Goal:
Repeat the entries that follow verbatim, without any of their pictures.

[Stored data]
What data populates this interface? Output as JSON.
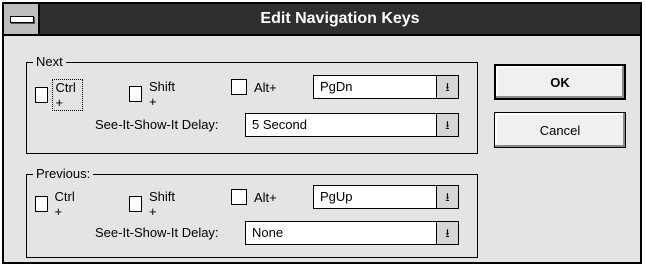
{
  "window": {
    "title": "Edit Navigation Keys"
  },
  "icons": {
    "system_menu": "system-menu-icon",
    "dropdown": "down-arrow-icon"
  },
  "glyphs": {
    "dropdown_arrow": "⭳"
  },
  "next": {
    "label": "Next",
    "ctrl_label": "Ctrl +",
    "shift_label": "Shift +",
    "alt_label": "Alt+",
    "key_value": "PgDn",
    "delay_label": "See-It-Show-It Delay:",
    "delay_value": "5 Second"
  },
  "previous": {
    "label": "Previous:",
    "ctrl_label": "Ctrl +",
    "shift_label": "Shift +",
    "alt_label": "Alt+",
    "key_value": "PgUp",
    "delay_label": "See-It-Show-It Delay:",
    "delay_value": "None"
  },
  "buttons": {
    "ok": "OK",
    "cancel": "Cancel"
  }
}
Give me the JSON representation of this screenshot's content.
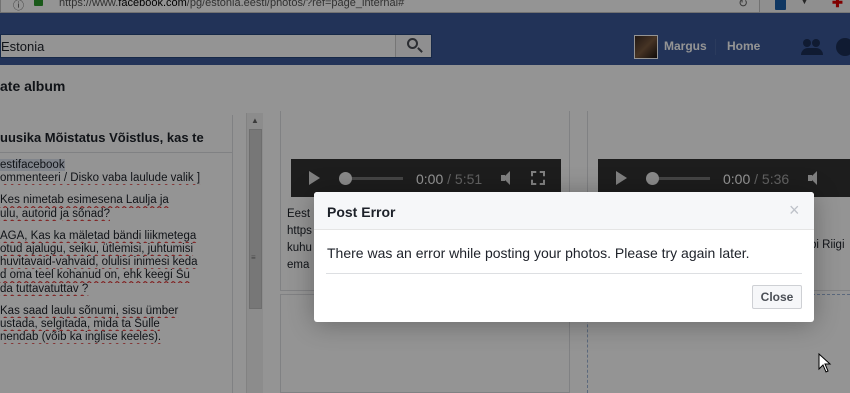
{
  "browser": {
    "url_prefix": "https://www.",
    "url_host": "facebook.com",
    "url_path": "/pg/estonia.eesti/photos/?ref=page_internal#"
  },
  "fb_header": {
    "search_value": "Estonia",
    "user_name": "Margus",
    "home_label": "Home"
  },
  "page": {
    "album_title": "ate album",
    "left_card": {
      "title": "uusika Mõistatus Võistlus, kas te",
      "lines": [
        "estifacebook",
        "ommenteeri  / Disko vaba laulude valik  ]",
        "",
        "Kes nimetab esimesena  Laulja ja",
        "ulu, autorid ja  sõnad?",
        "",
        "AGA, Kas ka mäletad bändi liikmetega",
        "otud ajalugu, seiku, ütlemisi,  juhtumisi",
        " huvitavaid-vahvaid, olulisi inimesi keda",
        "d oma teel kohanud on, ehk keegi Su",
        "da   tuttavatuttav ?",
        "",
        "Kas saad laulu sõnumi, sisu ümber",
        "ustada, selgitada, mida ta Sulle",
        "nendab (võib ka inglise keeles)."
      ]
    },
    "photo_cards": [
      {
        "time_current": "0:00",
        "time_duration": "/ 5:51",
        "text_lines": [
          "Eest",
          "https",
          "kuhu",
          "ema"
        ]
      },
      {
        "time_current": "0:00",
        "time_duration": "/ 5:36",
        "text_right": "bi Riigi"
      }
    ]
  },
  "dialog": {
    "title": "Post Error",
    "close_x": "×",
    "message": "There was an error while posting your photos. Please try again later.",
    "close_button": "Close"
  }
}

Answer to this problem:
What data populates this interface? Output as JSON.
{
  "window": {
    "title": "Edit Navigation Keys"
  },
  "icons": {
    "system_menu": "system-menu-icon",
    "dropdown": "down-arrow-icon"
  },
  "glyphs": {
    "dropdown_arrow": "⭳"
  },
  "next": {
    "label": "Next",
    "ctrl_label": "Ctrl +",
    "shift_label": "Shift +",
    "alt_label": "Alt+",
    "key_value": "PgDn",
    "delay_label": "See-It-Show-It Delay:",
    "delay_value": "5 Second"
  },
  "previous": {
    "label": "Previous:",
    "ctrl_label": "Ctrl +",
    "shift_label": "Shift +",
    "alt_label": "Alt+",
    "key_value": "PgUp",
    "delay_label": "See-It-Show-It Delay:",
    "delay_value": "None"
  },
  "buttons": {
    "ok": "OK",
    "cancel": "Cancel"
  }
}
Give me the JSON representation of this screenshot's content.
{
  "browser": {
    "url_prefix": "https://www.",
    "url_host": "facebook.com",
    "url_path": "/pg/estonia.eesti/photos/?ref=page_internal#"
  },
  "fb_header": {
    "search_value": "Estonia",
    "user_name": "Margus",
    "home_label": "Home"
  },
  "page": {
    "album_title": "ate album",
    "left_card": {
      "title": "uusika Mõistatus Võistlus, kas te",
      "lines": [
        "estifacebook",
        "ommenteeri  / Disko vaba laulude valik  ]",
        "",
        "Kes nimetab esimesena  Laulja ja",
        "ulu, autorid ja  sõnad?",
        "",
        "AGA, Kas ka mäletad bändi liikmetega",
        "otud ajalugu, seiku, ütlemisi,  juhtumisi",
        " huvitavaid-vahvaid, olulisi inimesi keda",
        "d oma teel kohanud on, ehk keegi Su",
        "da   tuttavatuttav ?",
        "",
        "Kas saad laulu sõnumi, sisu ümber",
        "ustada, selgitada, mida ta Sulle",
        "nendab (võib ka inglise keeles)."
      ]
    },
    "photo_cards": [
      {
        "time_current": "0:00",
        "time_duration": "/ 5:51",
        "text_lines": [
          "Eest",
          "https",
          "kuhu",
          "ema"
        ]
      },
      {
        "time_current": "0:00",
        "time_duration": "/ 5:36",
        "text_right": "bi Riigi"
      }
    ]
  },
  "dialog": {
    "title": "Post Error",
    "close_x": "×",
    "message": "There was an error while posting your photos. Please try again later.",
    "close_button": "Close"
  }
}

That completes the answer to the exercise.